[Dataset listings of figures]

#####

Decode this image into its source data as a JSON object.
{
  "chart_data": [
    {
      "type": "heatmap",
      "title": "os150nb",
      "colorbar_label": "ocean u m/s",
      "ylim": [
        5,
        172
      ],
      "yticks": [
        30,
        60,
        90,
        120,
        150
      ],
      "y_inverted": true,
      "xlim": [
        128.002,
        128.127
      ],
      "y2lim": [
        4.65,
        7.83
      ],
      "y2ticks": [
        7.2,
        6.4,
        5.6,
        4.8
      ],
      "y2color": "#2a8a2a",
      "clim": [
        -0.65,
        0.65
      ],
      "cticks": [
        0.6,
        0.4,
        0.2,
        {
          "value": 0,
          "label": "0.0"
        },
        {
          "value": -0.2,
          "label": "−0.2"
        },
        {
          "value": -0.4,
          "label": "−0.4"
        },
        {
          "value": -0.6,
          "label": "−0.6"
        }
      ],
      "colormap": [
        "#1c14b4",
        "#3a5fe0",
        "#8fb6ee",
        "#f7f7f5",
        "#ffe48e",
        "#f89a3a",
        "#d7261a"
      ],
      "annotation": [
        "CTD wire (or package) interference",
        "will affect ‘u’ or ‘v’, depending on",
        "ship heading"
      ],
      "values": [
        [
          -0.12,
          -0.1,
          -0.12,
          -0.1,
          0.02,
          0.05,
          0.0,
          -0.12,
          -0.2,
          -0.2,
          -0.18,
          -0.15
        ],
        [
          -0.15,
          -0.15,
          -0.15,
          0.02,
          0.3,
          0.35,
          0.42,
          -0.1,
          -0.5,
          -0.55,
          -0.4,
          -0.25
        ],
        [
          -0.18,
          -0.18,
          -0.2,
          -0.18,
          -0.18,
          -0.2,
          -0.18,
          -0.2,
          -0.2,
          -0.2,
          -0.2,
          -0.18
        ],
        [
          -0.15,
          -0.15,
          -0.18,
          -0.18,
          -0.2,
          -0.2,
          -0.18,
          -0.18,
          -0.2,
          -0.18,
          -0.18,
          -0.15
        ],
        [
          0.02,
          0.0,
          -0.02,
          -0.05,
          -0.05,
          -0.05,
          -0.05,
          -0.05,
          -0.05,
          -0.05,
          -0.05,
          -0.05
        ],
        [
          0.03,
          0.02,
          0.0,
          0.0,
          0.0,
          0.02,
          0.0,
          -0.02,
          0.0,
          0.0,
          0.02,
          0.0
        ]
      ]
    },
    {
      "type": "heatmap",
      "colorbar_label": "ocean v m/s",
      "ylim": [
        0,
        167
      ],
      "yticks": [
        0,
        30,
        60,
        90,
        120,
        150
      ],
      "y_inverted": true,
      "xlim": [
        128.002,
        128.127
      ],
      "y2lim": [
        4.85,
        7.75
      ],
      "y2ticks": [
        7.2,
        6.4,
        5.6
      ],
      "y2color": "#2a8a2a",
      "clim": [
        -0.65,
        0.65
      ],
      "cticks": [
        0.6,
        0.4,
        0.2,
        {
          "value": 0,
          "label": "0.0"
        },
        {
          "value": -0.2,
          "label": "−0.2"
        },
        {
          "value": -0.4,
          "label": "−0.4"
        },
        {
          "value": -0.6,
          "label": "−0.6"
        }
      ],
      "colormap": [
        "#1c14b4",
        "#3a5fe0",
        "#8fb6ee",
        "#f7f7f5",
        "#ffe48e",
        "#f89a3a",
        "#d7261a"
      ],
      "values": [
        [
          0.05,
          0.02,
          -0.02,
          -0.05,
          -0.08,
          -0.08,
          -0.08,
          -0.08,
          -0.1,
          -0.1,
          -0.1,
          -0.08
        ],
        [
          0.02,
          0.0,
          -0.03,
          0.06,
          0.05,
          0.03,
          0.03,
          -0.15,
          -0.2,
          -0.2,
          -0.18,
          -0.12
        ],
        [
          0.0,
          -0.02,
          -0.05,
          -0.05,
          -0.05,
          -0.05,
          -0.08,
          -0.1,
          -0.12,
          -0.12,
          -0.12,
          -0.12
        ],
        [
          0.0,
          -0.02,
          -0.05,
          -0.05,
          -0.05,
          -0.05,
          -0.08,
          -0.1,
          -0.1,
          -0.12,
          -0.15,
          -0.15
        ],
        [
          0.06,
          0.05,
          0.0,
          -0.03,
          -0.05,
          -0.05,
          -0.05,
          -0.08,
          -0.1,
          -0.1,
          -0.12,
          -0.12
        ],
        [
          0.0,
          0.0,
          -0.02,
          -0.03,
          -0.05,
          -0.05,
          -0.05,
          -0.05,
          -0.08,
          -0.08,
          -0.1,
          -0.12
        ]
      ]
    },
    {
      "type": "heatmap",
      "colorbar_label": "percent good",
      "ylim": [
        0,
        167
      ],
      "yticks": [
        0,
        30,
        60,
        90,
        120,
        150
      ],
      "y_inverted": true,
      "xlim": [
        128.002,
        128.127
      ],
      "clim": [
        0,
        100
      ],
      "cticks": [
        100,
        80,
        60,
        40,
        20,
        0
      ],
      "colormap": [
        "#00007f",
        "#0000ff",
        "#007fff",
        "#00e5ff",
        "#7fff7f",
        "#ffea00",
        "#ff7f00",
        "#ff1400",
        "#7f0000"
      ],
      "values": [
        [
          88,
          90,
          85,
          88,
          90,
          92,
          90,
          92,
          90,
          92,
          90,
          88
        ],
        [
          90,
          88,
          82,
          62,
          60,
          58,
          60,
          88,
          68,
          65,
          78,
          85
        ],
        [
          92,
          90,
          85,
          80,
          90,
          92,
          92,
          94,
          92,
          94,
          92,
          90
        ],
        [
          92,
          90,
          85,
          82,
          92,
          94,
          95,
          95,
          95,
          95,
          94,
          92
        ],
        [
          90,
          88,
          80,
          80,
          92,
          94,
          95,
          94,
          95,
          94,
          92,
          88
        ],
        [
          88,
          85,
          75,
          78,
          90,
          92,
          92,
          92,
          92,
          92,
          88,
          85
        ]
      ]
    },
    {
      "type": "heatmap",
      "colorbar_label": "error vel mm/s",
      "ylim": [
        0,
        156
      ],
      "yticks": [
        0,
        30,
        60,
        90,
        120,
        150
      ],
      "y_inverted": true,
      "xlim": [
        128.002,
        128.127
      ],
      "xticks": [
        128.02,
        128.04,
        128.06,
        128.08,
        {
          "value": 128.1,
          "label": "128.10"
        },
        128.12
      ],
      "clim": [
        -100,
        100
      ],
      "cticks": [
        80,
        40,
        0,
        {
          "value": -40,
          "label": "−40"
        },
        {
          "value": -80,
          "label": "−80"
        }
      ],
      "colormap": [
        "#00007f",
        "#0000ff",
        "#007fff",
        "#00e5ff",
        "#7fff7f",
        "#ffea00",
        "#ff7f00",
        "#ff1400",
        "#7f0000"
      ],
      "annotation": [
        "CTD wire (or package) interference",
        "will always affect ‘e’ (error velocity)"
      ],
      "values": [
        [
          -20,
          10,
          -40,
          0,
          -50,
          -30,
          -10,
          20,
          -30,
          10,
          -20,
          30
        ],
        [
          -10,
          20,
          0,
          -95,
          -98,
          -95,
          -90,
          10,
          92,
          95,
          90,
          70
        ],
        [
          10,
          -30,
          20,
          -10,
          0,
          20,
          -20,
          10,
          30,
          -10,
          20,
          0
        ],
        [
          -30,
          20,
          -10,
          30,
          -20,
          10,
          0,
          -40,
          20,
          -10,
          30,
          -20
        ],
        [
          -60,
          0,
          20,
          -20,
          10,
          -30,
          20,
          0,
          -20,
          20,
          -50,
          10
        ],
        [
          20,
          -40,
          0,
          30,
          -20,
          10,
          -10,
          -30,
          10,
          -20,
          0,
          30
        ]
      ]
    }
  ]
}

#####

Task description:
Among the entries above, how many lines hold the string "will"? Give the number by itself.

Output:
2